> [Task instructions]:
Filter the records for lines holding the string "this".
────
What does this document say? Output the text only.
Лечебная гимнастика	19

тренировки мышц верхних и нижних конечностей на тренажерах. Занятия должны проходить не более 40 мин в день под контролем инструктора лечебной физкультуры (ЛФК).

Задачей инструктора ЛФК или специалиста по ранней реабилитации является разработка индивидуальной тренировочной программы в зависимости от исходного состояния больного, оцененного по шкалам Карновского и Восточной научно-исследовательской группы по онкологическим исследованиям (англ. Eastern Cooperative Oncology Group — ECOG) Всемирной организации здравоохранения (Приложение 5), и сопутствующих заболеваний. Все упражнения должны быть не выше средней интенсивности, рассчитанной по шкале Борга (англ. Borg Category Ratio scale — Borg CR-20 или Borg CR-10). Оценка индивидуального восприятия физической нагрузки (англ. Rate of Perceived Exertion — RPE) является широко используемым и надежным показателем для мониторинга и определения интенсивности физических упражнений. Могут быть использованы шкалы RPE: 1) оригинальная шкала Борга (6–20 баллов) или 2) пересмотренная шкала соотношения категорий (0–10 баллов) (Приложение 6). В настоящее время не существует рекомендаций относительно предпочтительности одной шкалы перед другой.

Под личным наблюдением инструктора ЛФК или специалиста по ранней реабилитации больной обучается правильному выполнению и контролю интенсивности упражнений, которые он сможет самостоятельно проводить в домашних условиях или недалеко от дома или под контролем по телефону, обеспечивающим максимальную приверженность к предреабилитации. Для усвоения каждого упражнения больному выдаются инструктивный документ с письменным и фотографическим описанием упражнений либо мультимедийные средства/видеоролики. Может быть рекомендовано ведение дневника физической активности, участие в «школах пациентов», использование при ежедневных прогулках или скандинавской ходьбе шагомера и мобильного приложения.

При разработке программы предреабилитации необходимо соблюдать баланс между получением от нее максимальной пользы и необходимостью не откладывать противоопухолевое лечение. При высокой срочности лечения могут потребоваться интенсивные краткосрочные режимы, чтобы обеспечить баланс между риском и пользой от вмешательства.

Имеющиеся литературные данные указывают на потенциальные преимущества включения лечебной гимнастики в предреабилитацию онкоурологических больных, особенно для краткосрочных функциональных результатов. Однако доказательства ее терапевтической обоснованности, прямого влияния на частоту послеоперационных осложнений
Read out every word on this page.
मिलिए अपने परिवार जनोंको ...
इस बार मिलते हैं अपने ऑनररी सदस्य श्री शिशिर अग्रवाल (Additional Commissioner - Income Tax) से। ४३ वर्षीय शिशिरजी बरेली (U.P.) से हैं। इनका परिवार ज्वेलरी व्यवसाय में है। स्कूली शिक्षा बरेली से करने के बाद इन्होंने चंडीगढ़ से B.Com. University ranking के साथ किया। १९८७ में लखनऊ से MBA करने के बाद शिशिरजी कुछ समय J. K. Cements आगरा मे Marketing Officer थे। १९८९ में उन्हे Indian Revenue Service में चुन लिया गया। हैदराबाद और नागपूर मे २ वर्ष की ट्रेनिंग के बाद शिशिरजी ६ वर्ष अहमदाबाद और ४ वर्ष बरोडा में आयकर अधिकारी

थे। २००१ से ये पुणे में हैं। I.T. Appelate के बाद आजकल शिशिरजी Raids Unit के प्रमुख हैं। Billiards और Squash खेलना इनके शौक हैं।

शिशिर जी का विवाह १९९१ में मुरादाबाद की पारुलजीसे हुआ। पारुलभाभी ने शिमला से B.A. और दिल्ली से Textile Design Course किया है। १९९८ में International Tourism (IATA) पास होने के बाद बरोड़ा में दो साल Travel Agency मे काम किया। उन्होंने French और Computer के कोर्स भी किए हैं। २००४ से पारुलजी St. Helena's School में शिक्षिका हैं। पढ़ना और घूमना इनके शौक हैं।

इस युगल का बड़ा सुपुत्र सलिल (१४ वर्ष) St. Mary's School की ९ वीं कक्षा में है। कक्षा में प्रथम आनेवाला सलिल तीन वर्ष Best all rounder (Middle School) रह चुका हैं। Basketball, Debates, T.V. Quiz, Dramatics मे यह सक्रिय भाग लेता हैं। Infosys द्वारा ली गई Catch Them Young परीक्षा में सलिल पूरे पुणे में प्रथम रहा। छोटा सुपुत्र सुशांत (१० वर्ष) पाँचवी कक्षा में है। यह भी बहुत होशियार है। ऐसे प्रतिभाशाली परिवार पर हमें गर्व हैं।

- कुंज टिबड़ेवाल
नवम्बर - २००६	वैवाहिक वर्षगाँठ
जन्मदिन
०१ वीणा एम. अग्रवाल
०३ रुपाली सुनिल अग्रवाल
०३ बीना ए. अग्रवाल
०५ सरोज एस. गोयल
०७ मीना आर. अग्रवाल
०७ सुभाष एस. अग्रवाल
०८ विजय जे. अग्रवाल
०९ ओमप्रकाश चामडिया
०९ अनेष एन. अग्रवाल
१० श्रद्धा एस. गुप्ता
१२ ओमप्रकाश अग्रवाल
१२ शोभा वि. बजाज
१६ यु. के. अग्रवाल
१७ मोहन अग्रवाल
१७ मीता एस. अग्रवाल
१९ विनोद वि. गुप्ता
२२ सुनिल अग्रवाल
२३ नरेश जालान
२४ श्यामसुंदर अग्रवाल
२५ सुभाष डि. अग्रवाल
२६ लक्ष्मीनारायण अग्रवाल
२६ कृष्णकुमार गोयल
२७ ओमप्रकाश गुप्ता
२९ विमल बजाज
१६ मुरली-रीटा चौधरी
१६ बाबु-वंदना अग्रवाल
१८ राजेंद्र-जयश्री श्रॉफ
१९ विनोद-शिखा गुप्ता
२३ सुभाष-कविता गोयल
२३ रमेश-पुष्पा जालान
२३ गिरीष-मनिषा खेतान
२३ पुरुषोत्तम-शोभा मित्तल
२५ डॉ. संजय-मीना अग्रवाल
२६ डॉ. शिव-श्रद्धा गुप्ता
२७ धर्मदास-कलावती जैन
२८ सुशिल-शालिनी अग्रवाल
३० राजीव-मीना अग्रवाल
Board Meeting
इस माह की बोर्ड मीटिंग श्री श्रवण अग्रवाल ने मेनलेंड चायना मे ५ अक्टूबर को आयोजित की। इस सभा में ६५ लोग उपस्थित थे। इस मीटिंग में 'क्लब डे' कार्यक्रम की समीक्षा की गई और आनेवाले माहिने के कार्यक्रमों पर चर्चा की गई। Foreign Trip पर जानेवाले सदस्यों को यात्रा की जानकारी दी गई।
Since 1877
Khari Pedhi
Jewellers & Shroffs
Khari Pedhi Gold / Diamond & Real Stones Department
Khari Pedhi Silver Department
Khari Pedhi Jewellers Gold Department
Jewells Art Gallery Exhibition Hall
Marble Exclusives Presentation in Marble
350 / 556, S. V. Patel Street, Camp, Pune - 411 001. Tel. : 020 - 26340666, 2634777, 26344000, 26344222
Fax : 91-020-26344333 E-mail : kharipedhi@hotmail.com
────
> [Exercise answer]:
What does this document say? Output the text only.
Read out every word on this page.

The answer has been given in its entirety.